─── Source records

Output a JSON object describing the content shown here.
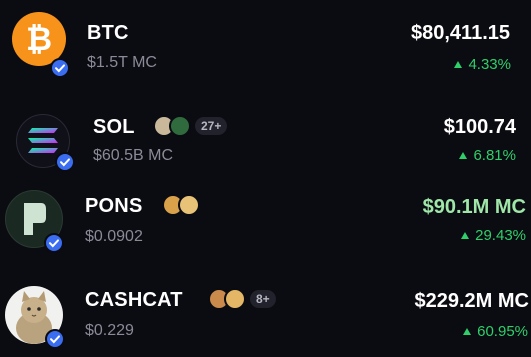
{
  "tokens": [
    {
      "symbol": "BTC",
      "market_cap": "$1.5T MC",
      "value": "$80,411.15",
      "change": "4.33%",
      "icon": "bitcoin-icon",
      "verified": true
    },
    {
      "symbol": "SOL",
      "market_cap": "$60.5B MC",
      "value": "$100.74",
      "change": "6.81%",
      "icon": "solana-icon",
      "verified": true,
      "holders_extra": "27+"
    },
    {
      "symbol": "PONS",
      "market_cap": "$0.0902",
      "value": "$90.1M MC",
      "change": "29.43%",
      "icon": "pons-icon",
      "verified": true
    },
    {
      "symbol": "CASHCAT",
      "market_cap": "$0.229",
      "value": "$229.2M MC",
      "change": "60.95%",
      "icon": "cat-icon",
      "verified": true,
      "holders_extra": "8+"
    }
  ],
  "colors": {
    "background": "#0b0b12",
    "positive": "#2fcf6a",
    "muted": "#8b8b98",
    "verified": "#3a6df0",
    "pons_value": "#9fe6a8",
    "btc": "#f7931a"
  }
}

──────

(Request): Each line above that holds the string "icon" should be copied and shown.

(In response):
      "icon": "bitcoin-icon",
      "icon": "solana-icon",
      "icon": "pons-icon",
      "icon": "cat-icon",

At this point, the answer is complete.